▶ [WHAT YOU ARE ASKED TO DO]:
Copy all lines holding the word "Direktoren" from the entries.

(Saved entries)
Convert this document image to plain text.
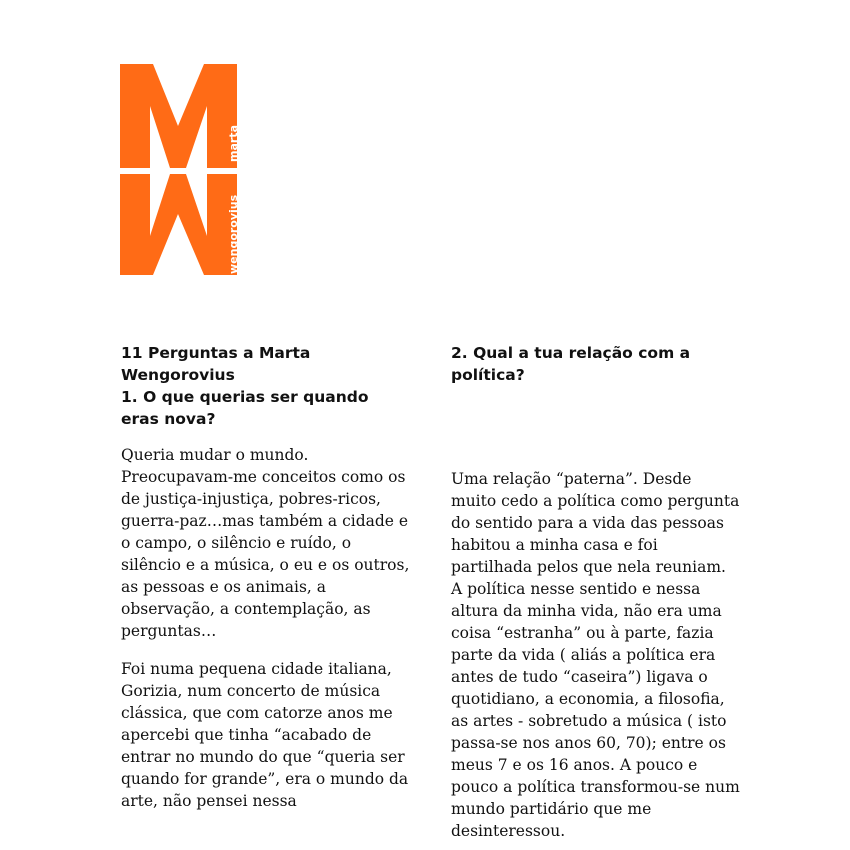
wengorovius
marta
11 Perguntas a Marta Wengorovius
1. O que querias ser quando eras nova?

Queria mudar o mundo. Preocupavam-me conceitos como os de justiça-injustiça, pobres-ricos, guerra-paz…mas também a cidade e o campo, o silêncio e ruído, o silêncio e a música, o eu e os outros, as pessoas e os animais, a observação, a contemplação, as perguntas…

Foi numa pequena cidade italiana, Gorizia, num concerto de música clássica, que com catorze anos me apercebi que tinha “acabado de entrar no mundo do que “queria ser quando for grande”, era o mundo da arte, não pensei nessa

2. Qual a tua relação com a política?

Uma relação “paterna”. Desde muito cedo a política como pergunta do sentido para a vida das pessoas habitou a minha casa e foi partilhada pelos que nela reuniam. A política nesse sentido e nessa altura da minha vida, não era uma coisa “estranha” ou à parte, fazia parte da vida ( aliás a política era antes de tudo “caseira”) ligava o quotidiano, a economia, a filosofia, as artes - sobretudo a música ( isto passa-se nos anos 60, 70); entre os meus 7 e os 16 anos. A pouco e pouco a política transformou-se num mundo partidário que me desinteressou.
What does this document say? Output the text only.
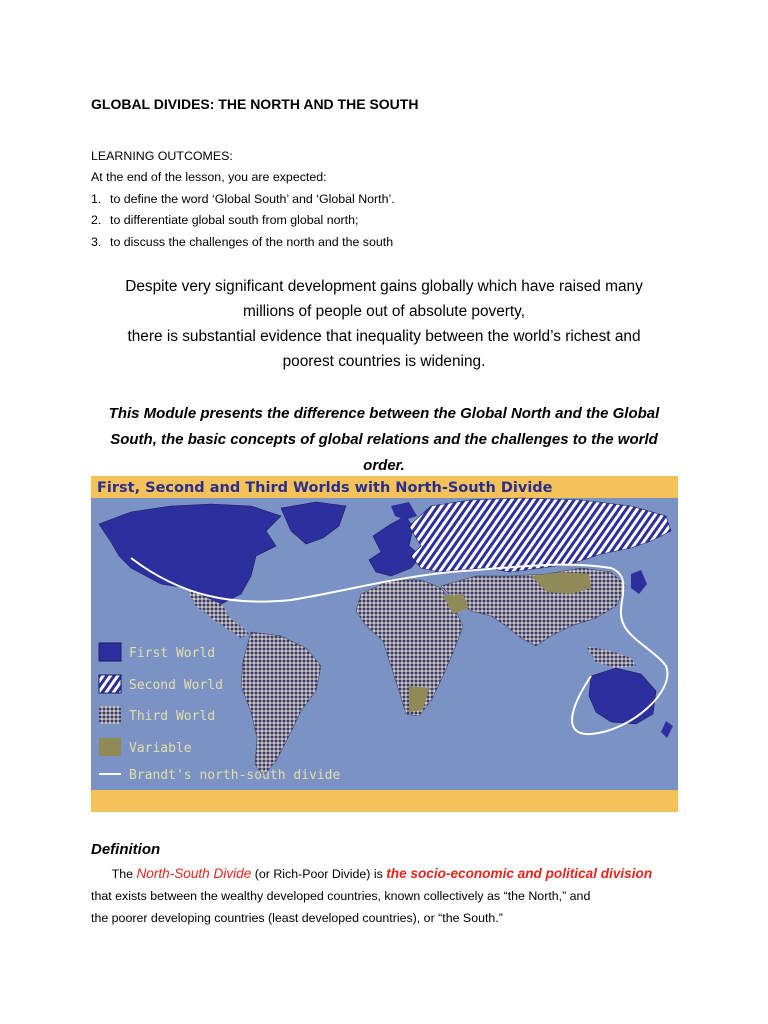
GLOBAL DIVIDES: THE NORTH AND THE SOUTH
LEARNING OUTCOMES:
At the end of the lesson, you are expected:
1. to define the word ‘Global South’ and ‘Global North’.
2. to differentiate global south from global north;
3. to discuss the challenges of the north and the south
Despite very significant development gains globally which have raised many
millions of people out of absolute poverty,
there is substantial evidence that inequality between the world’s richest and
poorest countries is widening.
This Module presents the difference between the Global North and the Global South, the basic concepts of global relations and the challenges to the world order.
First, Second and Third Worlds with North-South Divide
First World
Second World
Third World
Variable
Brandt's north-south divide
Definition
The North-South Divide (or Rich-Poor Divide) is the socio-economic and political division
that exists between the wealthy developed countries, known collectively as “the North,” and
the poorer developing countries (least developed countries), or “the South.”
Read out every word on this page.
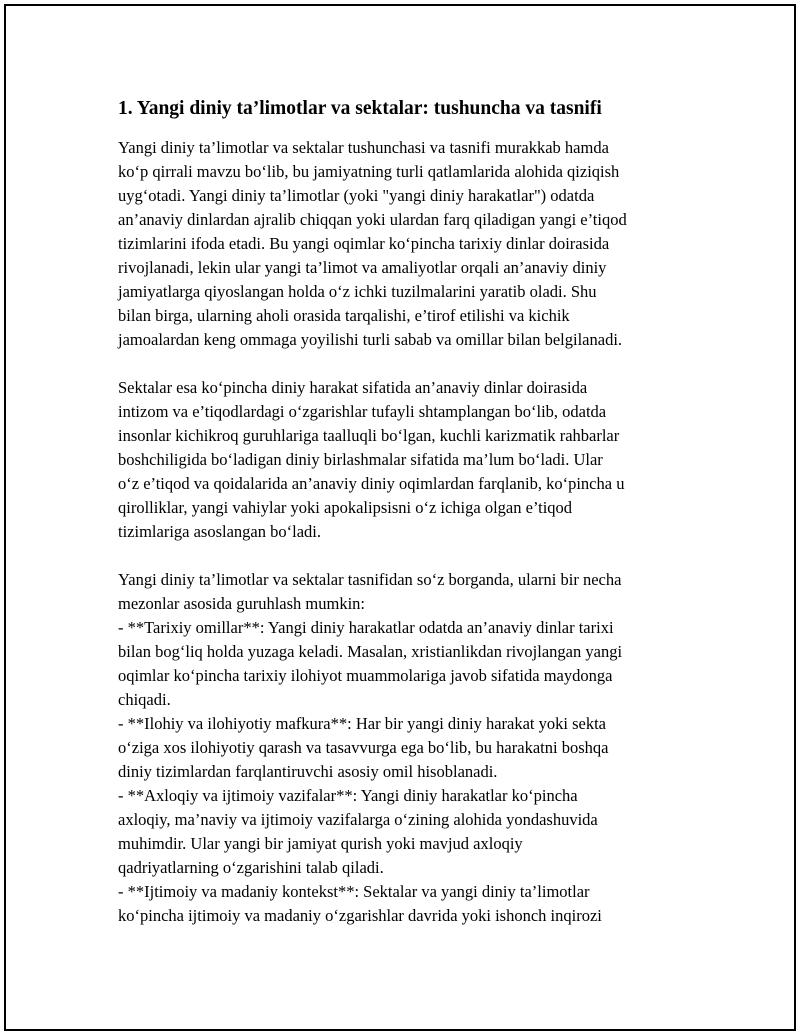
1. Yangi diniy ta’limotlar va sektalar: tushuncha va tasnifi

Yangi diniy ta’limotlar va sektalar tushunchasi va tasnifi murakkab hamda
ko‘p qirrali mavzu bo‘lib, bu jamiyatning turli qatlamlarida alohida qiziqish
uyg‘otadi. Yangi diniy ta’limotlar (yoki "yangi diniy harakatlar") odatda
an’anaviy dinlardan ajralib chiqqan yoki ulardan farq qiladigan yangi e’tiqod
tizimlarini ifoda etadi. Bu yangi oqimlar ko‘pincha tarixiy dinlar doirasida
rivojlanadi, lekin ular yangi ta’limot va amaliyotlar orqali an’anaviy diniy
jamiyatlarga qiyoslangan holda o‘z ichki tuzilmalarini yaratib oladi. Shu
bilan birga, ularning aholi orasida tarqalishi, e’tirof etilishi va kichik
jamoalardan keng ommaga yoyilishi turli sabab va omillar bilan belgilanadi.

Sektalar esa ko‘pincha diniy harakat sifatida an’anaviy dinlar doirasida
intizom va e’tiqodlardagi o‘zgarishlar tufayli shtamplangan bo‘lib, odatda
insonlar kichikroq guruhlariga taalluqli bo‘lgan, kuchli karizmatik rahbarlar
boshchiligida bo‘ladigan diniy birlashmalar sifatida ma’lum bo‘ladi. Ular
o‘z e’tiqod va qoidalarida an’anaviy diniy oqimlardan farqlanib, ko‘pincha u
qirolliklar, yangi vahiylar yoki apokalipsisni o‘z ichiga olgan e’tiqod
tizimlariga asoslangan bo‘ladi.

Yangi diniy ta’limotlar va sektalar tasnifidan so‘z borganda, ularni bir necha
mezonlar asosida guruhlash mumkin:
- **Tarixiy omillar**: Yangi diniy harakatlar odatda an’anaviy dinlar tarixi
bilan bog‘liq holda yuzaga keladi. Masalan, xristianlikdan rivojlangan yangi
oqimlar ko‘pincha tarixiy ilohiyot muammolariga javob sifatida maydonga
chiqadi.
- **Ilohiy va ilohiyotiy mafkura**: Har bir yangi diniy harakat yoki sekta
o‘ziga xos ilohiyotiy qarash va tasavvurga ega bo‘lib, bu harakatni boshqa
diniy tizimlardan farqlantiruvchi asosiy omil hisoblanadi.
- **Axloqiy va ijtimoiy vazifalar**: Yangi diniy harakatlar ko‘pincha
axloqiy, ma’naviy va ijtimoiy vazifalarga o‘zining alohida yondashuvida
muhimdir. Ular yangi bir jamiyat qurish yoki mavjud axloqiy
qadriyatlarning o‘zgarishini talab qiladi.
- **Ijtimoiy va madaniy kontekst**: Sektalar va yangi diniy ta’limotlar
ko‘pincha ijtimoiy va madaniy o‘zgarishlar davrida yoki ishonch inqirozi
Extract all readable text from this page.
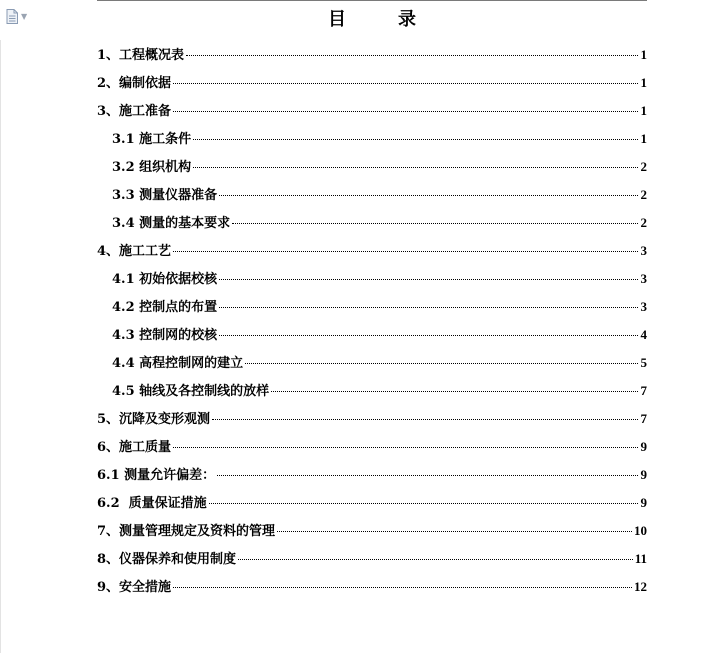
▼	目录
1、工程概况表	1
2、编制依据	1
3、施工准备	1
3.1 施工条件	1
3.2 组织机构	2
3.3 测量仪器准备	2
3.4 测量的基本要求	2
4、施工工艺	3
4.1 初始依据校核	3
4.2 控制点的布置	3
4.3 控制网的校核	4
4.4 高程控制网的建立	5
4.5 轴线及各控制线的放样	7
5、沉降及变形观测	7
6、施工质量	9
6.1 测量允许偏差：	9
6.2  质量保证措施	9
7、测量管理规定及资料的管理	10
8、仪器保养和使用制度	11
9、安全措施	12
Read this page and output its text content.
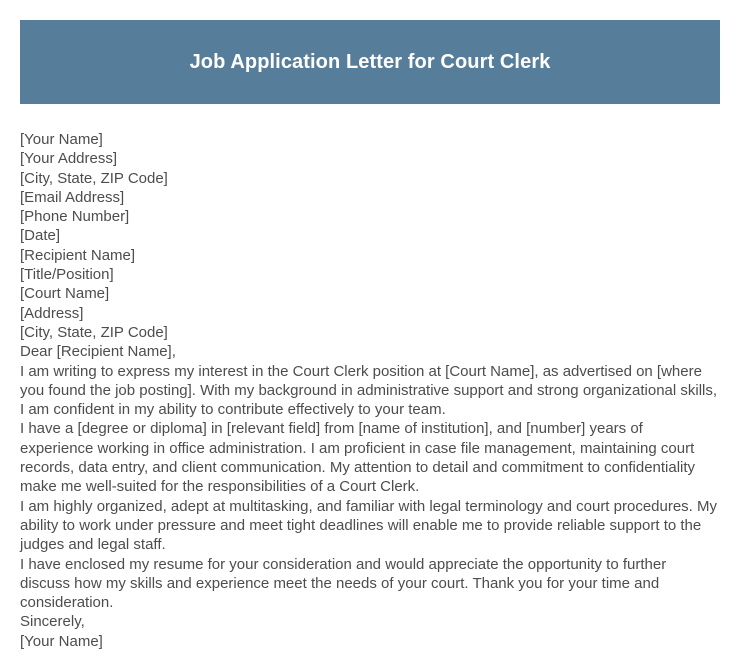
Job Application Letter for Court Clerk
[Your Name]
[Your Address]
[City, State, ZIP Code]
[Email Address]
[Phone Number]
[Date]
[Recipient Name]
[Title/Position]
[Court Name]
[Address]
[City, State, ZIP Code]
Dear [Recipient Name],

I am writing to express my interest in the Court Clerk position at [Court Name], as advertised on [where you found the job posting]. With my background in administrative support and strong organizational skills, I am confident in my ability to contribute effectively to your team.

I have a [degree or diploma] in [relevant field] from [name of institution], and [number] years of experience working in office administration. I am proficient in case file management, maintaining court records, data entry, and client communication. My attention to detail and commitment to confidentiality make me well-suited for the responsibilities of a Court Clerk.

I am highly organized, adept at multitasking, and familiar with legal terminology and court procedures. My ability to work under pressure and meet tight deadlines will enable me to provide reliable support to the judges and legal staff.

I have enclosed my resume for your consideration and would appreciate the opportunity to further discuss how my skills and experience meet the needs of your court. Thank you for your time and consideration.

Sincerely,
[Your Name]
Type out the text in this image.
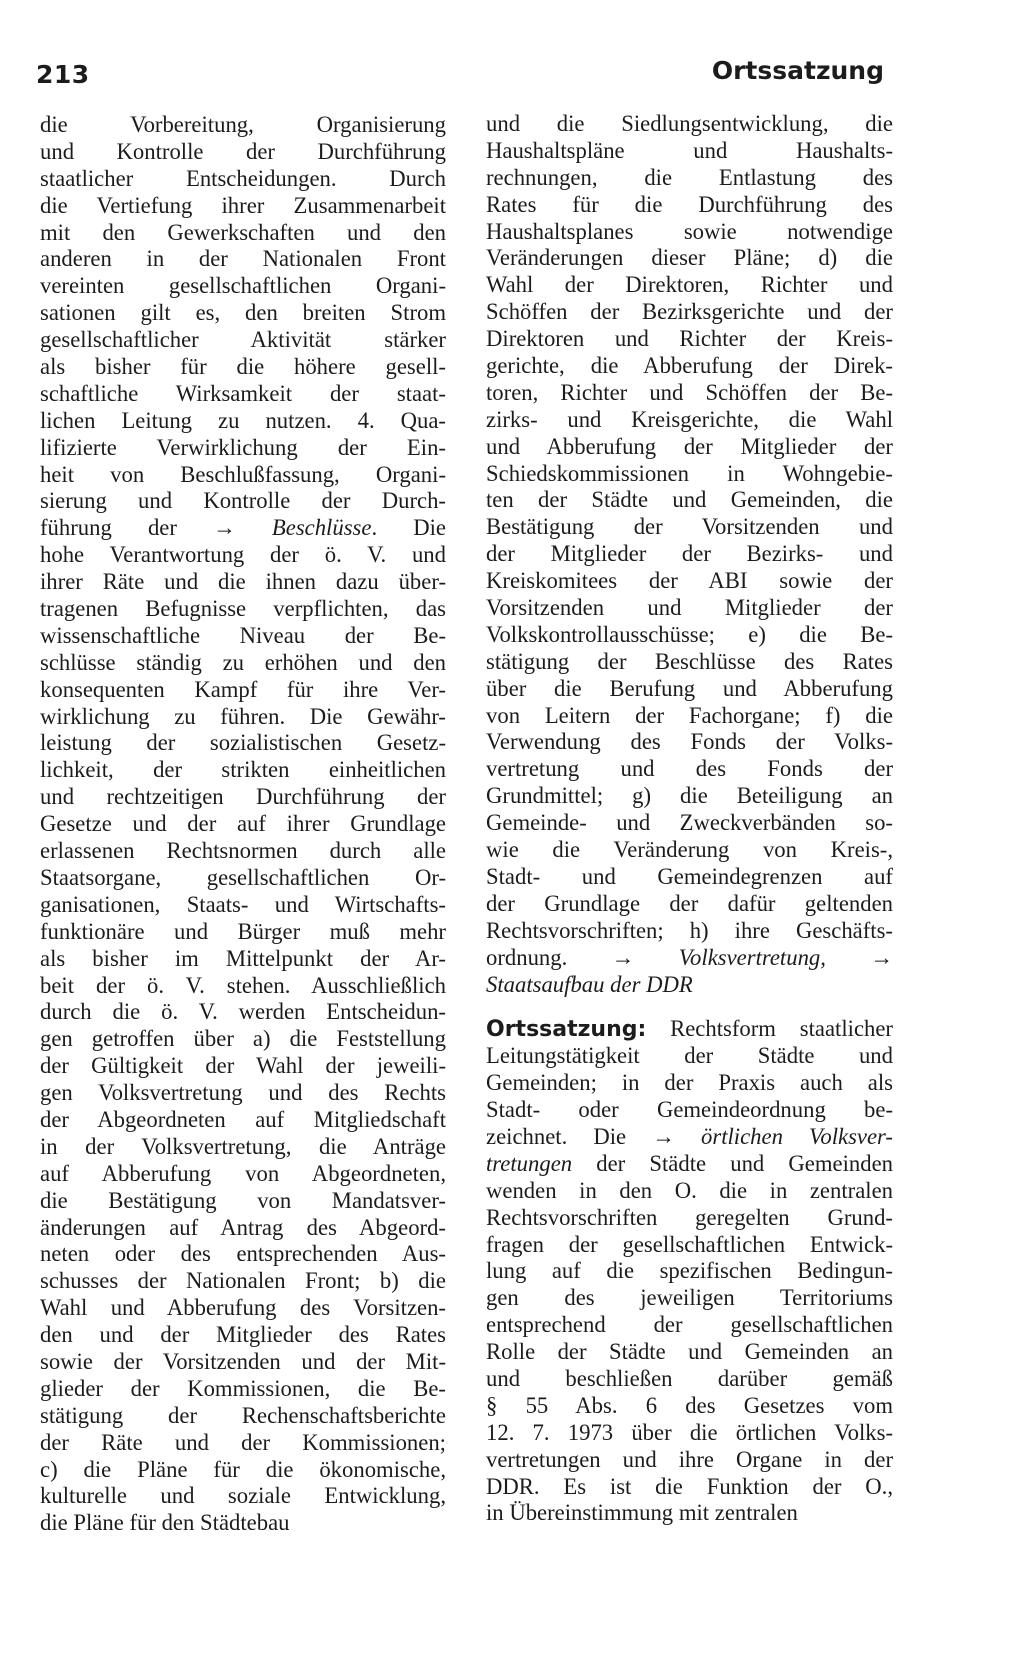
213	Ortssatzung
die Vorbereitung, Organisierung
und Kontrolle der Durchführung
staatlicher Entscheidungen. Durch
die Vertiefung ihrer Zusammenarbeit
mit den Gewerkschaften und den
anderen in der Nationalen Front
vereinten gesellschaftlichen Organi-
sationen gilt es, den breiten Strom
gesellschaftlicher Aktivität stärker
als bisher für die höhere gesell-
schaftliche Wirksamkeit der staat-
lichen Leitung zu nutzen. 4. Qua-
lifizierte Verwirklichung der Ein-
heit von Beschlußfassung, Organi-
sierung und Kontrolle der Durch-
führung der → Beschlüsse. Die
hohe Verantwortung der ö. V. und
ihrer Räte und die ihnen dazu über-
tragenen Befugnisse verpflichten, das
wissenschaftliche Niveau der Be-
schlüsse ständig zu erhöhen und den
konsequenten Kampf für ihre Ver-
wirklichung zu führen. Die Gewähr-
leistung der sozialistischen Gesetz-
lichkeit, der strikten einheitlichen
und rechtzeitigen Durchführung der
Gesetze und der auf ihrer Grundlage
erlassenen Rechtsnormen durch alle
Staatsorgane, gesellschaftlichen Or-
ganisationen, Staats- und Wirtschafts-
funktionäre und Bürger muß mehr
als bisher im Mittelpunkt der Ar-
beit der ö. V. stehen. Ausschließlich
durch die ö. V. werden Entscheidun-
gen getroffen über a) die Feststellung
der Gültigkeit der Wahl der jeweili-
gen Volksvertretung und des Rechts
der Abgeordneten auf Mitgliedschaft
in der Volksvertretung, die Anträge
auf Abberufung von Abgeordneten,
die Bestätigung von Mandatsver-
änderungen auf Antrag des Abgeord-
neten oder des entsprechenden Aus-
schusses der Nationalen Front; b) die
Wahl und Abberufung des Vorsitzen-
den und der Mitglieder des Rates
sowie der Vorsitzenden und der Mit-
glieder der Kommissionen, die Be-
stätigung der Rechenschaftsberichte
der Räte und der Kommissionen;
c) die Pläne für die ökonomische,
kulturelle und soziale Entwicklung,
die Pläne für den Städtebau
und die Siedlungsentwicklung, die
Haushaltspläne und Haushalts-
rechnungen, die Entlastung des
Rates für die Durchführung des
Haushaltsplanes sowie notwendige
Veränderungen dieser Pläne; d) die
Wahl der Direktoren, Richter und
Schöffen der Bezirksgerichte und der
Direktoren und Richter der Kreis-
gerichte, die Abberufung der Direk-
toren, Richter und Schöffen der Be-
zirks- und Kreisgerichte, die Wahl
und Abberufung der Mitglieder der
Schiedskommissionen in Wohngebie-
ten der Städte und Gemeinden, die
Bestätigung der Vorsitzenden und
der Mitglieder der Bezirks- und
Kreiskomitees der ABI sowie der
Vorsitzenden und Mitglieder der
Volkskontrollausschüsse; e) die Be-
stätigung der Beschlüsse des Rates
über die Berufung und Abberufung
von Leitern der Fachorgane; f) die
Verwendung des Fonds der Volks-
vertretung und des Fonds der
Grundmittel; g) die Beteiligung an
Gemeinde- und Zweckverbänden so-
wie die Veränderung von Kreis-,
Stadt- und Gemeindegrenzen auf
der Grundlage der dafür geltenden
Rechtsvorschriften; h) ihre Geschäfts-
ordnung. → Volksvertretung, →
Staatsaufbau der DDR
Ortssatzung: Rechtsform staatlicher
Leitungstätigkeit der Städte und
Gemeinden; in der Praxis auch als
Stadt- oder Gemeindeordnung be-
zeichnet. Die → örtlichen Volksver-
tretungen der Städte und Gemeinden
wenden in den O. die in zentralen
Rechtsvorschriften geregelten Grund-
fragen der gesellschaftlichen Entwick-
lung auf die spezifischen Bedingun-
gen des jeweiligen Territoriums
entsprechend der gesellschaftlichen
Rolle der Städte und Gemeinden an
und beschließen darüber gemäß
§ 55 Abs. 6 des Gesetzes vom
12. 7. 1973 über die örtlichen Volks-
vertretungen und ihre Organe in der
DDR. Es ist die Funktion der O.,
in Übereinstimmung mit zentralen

▶ [EXERCISE ANSWER]:
Wahl der Direktoren, Richter und
Direktoren und Richter der Kreis-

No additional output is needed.